- [The exercise]
Find the lines of data that contain the string "IHME", then list them.

- [Material shown]

□ □ □ □ □

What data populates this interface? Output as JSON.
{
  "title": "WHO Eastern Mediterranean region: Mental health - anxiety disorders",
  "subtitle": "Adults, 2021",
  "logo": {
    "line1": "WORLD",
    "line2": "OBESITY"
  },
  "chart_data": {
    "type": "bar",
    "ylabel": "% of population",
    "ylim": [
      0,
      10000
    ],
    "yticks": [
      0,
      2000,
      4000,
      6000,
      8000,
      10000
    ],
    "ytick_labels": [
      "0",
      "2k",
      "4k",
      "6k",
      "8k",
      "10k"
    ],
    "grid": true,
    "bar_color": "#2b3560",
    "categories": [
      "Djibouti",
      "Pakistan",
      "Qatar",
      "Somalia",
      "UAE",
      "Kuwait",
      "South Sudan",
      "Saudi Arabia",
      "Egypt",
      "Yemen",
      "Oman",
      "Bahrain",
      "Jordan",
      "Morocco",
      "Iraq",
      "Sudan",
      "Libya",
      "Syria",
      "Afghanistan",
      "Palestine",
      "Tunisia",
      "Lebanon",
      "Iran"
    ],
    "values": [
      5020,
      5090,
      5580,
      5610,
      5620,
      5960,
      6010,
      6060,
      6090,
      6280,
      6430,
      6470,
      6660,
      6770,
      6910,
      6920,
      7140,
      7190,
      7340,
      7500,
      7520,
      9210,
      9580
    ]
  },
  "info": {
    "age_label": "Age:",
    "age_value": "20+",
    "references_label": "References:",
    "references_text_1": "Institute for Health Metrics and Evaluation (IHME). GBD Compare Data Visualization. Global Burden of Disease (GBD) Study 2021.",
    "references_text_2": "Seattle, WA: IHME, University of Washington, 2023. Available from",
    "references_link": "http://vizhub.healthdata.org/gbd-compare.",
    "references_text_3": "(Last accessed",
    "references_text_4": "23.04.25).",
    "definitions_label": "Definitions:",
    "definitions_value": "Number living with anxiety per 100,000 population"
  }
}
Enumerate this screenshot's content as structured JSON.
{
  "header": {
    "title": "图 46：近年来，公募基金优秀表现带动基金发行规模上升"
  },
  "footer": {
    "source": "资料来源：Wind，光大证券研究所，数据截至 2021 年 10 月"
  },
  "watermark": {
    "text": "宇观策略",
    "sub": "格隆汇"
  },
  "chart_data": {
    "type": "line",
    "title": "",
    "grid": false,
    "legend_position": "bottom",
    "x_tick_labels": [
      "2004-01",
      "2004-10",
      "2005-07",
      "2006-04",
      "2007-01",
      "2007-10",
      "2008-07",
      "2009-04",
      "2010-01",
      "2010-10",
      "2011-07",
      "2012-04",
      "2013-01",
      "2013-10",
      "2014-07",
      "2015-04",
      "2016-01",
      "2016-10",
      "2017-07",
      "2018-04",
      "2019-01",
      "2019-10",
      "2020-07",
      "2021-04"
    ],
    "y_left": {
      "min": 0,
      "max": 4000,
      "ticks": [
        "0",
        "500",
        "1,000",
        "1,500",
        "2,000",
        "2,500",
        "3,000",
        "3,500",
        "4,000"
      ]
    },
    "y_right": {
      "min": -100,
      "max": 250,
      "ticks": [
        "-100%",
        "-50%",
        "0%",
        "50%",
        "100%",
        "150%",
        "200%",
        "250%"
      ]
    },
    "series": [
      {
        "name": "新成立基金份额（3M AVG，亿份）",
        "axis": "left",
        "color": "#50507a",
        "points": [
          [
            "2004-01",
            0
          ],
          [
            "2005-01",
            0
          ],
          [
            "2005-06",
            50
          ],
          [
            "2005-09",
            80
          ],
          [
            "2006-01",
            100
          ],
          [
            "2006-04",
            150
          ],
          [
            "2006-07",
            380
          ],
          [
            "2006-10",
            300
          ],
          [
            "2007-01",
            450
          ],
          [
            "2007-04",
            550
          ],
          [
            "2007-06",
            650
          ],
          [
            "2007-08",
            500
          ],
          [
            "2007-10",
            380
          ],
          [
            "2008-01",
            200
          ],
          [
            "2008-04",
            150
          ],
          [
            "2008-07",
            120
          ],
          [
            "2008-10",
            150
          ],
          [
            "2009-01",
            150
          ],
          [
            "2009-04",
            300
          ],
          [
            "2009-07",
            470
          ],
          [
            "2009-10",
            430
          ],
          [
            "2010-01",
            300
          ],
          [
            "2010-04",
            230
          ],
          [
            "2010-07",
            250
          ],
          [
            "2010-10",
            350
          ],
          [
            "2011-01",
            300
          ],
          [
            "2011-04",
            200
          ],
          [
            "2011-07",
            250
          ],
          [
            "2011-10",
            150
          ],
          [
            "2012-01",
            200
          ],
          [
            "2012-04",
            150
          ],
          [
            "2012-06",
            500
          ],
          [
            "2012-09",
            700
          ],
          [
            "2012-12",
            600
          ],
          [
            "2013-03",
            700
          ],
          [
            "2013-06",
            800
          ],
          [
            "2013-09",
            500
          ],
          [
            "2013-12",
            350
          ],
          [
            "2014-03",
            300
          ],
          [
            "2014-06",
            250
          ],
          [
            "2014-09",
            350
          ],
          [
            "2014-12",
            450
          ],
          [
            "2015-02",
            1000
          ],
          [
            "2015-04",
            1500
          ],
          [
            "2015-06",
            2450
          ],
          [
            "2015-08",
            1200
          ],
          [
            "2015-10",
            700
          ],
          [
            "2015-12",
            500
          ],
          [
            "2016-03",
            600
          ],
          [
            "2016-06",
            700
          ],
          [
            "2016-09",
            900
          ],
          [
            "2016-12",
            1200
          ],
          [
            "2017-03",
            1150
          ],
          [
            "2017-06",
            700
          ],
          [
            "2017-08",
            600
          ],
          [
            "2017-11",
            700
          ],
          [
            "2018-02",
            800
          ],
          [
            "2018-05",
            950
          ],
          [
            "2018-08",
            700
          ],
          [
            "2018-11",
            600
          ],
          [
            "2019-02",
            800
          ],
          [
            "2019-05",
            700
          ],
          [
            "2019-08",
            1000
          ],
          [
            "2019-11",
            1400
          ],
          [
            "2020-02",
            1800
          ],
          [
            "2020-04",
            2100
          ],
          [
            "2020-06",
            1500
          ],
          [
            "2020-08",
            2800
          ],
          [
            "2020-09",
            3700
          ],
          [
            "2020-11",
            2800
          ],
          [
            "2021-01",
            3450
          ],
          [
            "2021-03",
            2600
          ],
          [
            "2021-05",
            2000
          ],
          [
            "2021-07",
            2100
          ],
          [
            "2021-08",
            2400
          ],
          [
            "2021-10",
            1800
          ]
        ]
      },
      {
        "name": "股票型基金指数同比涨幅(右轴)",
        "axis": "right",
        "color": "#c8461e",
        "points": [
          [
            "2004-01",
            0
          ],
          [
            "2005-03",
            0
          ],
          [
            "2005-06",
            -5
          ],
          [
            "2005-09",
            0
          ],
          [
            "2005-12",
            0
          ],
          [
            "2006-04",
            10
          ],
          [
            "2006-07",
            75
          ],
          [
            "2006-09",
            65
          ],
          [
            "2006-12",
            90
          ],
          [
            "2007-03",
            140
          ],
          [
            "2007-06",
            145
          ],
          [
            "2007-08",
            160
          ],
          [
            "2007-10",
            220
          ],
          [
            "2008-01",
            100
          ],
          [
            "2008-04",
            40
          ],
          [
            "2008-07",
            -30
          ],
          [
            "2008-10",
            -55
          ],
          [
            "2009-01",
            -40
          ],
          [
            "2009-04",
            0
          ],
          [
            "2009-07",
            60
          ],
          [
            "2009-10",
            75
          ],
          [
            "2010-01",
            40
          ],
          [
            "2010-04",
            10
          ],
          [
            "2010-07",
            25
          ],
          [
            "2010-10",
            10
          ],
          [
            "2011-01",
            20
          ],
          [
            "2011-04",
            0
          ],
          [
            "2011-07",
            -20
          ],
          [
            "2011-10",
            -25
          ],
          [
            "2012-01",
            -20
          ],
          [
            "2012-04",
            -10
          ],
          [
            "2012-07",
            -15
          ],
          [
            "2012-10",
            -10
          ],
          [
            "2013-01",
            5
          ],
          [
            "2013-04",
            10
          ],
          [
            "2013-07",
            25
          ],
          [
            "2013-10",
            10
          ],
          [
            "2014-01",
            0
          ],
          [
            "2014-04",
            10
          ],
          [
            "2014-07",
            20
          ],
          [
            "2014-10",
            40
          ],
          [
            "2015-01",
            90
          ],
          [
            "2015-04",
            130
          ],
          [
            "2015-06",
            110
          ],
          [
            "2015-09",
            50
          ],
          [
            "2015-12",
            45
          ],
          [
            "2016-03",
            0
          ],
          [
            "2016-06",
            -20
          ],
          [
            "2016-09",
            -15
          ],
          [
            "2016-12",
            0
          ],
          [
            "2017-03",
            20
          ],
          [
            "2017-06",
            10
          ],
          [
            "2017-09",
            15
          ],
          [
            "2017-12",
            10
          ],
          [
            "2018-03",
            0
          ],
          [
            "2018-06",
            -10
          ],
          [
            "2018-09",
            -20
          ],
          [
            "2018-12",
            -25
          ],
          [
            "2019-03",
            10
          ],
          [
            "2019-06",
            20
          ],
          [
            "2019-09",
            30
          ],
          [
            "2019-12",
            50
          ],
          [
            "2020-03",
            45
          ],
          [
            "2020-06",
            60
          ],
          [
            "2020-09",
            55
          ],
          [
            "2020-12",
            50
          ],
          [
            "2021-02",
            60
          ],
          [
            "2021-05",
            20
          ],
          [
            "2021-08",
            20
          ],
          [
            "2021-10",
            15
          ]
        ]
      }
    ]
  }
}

□ □ □ □ □

- [Completed task]
    "references_text_1": "Institute for Health Metrics and Evaluation (IHME). GBD Compare Data Visualization. Global Burden of Disease (GBD) Study 2021.",
    "references_text_2": "Seattle, WA: IHME, University of Washington, 2023. Available from",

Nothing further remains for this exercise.